- _WHAT TO PRODUCE_
In the records below, count every line containing "proposed". Reply with the number only.

- _Extracted records_

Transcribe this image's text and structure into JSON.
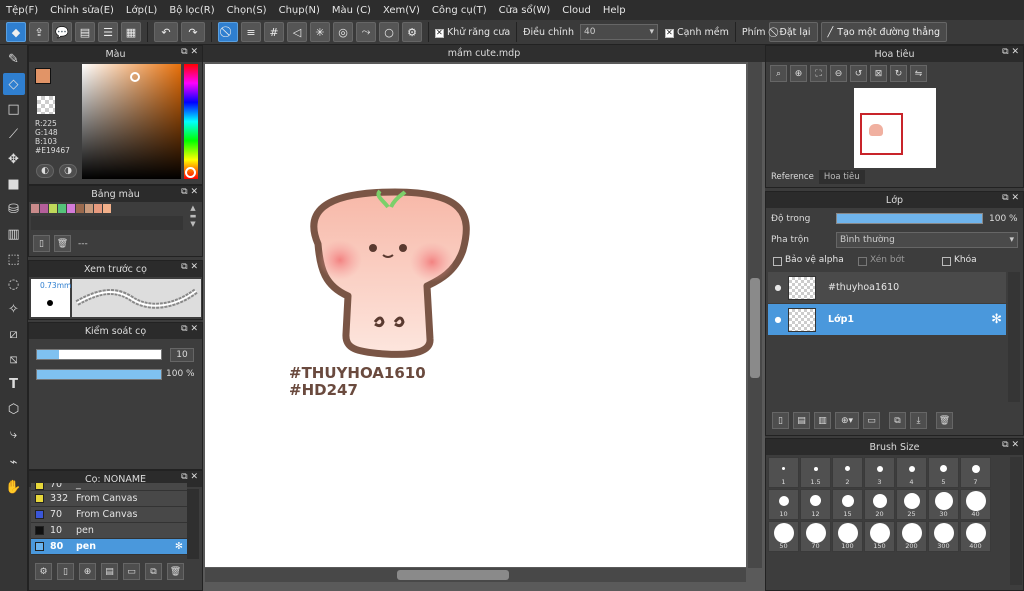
{
  "menu": [
    "Tệp(F)",
    "Chỉnh sửa(E)",
    "Lớp(L)",
    "Bộ lọc(R)",
    "Chọn(S)",
    "Chụp(N)",
    "Màu (C)",
    "Xem(V)",
    "Công cụ(T)",
    "Cửa sổ(W)",
    "Cloud",
    "Help"
  ],
  "toolbar": {
    "antialias_label": "Khử răng cưa",
    "adjust_label": "Điều chỉnh",
    "adjust_value": "40",
    "softedge_label": "Cạnh mềm",
    "keys_label": "Phím",
    "reset_label": "Đặt lại",
    "straight_label": "Tạo một đường thẳng"
  },
  "color_panel": {
    "title": "Màu",
    "r": "R:225",
    "g": "G:148",
    "b": "B:103",
    "hex": "#E19467",
    "fg_color": "#e19467"
  },
  "palette": {
    "title": "Bảng màu",
    "swatches": [
      "#c98a8a",
      "#b45f9a",
      "#c0d85a",
      "#55c37a",
      "#d37bd8",
      "#9a6a4e",
      "#c99a7c",
      "#e79a7e",
      "#f2b08a"
    ],
    "footer_text": "---"
  },
  "brush_preview": {
    "title": "Xem trước cọ",
    "size": "0.73mm"
  },
  "brush_control": {
    "title": "Kiểm soát cọ",
    "size_value": "10",
    "opacity_value": "100 %"
  },
  "brush_list": {
    "title": "Cọ: NONAME",
    "items": [
      {
        "color": "#e8d83a",
        "size": "70",
        "name": "_"
      },
      {
        "color": "#e8d83a",
        "size": "332",
        "name": "From Canvas"
      },
      {
        "color": "#3a56d8",
        "size": "70",
        "name": "From Canvas"
      },
      {
        "color": "#111111",
        "size": "10",
        "name": "pen"
      },
      {
        "color": "#6ab4f0",
        "size": "80",
        "name": "pen"
      }
    ]
  },
  "document": {
    "tab": "mầm cute.mdp",
    "text1": "#THUYHOA1610",
    "text2": "#HD247"
  },
  "navigator": {
    "title": "Hoa tiêu",
    "tab_reference": "Reference",
    "tab_navigator": "Hoa tiêu"
  },
  "layers": {
    "title": "Lớp",
    "opacity_label": "Độ trong",
    "opacity_value": "100 %",
    "blend_label": "Pha trộn",
    "blend_value": "Bình thường",
    "protect_alpha": "Bảo vệ alpha",
    "clipping": "Xén bớt",
    "lock": "Khóa",
    "items": [
      {
        "name": "#thuyhoa1610",
        "selected": false
      },
      {
        "name": "Lớp1",
        "selected": true
      }
    ]
  },
  "brush_size": {
    "title": "Brush Size",
    "sizes": [
      "1",
      "1.5",
      "2",
      "3",
      "4",
      "5",
      "7",
      "10",
      "12",
      "15",
      "20",
      "25",
      "30",
      "40",
      "50",
      "70",
      "100",
      "150",
      "200",
      "300",
      "400"
    ]
  }
}
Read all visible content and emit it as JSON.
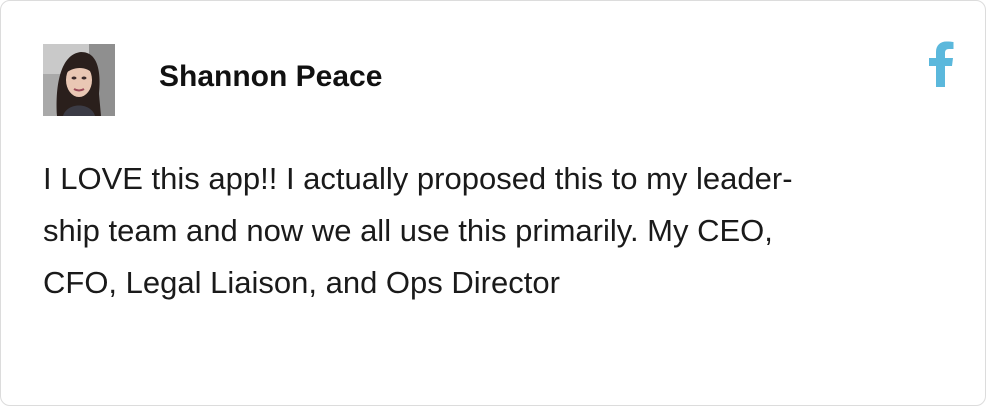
{
  "review": {
    "author_name": "Shannon Peace",
    "text": "I LOVE this app!! I actually proposed this to my leader-ship team and now we all use this primarily. My CEO, CFO, Legal Liaison, and Ops Director",
    "text_lines": [
      "I LOVE this app!! I actually proposed this to my leader-",
      "ship team and now we all use this primarily. My CEO,",
      "CFO, Legal Liaison, and Ops Director"
    ],
    "avatar_icon": "user-photo",
    "source_icon": "facebook-icon"
  },
  "colors": {
    "facebook_accent": "#5bb8dc",
    "border": "#dcdcdc",
    "text": "#1a1a1a"
  }
}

- _RESPONSE TO THE TASK_
2